* _WHAT TO DO_
Show every line below where "sasabihin" can be found.

* _DATA LINES_
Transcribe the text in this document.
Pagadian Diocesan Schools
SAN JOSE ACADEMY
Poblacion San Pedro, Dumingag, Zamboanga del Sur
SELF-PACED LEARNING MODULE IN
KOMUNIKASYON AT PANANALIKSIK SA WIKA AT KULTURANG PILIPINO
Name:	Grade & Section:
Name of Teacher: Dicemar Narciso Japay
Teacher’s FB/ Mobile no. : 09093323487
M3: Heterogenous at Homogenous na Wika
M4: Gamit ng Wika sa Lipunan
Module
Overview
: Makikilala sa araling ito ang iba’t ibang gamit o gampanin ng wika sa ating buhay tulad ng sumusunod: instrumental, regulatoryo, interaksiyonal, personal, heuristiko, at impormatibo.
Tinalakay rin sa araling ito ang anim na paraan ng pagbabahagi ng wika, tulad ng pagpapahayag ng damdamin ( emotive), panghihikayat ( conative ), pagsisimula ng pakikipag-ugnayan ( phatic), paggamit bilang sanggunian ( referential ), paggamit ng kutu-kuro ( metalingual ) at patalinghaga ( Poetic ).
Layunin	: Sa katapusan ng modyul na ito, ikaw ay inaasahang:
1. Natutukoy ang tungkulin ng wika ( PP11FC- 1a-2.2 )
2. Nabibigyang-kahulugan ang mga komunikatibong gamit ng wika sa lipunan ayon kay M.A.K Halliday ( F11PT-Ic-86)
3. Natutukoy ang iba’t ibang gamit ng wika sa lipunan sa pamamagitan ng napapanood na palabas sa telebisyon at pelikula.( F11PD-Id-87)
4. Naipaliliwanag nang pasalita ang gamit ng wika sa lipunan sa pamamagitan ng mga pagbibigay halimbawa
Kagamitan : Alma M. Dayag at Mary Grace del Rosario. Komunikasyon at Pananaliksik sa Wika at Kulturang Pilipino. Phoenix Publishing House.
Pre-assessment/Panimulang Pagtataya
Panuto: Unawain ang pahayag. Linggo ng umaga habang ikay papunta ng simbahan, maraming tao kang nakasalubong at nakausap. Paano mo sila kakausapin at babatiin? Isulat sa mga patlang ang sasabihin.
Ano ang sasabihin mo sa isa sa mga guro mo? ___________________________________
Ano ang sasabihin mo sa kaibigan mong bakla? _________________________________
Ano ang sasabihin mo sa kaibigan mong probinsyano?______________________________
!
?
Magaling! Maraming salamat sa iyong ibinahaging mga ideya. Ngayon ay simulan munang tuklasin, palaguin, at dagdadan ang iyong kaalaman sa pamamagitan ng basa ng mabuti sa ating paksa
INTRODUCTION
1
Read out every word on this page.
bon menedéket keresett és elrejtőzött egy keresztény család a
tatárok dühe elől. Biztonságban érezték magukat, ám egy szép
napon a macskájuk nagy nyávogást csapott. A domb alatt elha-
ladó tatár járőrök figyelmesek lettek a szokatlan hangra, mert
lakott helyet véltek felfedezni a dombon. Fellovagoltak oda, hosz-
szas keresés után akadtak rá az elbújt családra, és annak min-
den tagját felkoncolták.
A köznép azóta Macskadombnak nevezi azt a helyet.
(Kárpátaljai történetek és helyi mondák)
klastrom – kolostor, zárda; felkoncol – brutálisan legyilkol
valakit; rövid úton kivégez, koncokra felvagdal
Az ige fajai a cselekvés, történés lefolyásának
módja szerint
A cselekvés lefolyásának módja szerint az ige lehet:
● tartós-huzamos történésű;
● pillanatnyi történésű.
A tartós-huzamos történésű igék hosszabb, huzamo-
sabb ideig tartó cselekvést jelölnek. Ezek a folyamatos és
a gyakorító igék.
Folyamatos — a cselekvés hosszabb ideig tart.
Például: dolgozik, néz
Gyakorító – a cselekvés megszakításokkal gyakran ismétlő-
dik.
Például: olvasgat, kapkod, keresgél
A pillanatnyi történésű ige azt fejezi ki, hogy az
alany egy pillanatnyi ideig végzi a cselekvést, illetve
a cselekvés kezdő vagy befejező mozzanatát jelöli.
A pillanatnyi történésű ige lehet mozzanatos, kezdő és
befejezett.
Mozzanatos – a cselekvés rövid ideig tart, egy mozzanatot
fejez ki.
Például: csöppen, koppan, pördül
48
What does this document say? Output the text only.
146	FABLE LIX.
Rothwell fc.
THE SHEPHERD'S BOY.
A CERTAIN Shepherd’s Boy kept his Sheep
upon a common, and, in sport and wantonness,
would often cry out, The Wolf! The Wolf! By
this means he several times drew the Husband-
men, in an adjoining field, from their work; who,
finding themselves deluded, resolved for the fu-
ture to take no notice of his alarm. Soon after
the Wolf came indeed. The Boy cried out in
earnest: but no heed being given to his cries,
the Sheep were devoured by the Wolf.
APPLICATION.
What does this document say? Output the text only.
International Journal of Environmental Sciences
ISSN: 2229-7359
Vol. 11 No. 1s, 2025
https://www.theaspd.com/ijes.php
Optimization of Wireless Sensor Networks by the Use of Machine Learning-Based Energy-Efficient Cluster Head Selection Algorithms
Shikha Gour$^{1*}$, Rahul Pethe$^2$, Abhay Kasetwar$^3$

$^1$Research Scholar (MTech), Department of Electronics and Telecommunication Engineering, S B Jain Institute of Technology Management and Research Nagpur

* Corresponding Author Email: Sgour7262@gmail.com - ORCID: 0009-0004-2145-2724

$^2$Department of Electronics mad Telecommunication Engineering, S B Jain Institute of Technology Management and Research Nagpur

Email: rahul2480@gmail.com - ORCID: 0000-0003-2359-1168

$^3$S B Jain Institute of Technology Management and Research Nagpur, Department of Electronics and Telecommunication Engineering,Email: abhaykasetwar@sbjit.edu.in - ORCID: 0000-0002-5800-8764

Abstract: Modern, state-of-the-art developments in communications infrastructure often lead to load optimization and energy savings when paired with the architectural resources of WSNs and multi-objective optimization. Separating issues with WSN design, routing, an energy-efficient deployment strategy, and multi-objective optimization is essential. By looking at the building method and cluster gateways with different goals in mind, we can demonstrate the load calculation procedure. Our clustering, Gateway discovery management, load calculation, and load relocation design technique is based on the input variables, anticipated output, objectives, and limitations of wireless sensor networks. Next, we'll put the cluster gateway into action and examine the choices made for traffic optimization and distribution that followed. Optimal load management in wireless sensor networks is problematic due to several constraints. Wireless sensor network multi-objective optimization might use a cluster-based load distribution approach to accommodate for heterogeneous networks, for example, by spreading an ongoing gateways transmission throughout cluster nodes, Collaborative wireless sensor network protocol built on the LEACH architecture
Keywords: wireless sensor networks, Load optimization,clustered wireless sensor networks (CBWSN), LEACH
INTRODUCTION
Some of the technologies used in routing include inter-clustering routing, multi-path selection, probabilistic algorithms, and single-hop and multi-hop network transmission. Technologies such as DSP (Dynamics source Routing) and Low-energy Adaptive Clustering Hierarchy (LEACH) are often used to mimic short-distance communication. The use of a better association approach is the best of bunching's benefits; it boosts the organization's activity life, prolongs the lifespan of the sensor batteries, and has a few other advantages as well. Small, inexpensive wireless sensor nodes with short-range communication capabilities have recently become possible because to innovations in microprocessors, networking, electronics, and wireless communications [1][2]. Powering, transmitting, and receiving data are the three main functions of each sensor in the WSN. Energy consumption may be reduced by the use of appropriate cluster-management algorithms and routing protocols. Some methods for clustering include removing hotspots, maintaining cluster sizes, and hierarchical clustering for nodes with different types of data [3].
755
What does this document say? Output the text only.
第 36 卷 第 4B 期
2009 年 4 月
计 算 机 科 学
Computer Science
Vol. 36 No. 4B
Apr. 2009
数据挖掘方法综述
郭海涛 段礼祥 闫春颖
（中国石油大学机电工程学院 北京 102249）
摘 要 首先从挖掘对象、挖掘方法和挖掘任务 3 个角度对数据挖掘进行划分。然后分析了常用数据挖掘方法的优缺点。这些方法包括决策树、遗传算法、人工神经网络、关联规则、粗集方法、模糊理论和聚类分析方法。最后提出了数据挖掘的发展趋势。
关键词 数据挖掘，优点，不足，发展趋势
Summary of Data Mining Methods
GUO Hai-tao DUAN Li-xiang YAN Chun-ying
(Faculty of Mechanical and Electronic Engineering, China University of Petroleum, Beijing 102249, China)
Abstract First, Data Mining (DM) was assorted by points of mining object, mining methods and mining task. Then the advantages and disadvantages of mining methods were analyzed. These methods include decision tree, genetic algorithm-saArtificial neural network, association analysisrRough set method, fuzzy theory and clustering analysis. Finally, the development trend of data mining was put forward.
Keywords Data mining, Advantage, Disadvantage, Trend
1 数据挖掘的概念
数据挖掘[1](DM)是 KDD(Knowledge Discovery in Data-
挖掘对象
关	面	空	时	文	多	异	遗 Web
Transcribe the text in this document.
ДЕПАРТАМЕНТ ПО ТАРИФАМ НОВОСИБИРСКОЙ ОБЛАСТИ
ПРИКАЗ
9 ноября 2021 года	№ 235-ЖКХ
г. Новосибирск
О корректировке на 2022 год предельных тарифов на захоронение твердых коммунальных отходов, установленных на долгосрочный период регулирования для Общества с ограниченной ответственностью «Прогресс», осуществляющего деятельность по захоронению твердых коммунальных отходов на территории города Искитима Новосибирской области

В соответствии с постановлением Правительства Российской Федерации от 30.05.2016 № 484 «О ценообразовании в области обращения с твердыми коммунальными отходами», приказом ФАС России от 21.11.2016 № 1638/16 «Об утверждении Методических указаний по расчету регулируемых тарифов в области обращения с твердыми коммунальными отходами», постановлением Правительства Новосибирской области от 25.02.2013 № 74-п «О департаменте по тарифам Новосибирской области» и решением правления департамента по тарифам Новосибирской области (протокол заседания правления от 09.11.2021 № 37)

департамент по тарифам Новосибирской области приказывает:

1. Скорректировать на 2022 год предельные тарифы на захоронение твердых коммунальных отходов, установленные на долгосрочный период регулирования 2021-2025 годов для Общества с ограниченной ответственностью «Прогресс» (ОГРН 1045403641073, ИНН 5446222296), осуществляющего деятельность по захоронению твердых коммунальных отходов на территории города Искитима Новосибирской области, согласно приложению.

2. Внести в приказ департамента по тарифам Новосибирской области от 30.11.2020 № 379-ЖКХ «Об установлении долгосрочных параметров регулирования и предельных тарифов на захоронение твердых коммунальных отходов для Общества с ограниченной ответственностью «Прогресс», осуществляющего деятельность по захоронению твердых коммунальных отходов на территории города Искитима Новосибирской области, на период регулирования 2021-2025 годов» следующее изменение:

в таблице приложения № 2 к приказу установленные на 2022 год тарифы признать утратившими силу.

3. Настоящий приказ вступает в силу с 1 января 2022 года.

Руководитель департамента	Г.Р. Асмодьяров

* _WRITTEN RESPONSE_
Panuto: Unawain ang pahayag. Linggo ng umaga habang ikay papunta ng simbahan, maraming tao kang nakasalubong at nakausap. Paano mo sila kakausapin at babatiin? Isulat sa mga patlang ang sasabihin.
Ano ang sasabihin mo sa isa sa mga guro mo? ___________________________________
Ano ang sasabihin mo sa kaibigan mong bakla? _________________________________
Ano ang sasabihin mo sa kaibigan mong probinsyano?______________________________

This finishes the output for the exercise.